## Given problem
Lines containing the string "name" are to be collected in full.

## Dataset listings of figures
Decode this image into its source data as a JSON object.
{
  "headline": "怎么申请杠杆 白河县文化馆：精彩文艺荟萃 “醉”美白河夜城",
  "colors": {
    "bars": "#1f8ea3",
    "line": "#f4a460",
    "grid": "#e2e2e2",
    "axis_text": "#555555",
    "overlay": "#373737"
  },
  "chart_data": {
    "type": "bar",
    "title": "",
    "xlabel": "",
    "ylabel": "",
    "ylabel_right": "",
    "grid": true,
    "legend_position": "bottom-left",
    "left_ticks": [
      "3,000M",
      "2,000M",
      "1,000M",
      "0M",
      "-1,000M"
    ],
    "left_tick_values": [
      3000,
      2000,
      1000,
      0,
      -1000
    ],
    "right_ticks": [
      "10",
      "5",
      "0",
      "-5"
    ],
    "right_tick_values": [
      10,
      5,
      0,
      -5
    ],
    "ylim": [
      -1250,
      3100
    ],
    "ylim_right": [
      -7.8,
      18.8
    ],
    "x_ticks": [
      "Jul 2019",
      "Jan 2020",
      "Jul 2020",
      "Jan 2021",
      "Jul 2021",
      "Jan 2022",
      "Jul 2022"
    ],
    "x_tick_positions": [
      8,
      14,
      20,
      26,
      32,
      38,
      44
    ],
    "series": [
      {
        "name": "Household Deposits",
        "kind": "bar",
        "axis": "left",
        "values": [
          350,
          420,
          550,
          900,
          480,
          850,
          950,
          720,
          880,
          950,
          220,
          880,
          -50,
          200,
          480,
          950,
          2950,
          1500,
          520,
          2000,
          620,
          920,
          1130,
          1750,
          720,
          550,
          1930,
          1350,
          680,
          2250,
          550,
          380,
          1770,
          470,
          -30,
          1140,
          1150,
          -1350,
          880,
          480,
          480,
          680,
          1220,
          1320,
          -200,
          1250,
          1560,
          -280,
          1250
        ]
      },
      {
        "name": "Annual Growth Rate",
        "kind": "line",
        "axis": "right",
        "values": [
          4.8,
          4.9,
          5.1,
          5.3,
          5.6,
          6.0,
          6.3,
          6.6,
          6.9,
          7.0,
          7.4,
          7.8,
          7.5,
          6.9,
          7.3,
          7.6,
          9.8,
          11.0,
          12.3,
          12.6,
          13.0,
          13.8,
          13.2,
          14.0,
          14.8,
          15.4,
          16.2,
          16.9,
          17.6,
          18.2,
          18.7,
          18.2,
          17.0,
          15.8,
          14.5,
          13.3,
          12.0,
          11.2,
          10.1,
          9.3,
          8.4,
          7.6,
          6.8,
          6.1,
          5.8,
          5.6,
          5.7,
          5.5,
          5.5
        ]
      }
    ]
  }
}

## Response below
        "name": "Household Deposits",
        "name": "Annual Growth Rate",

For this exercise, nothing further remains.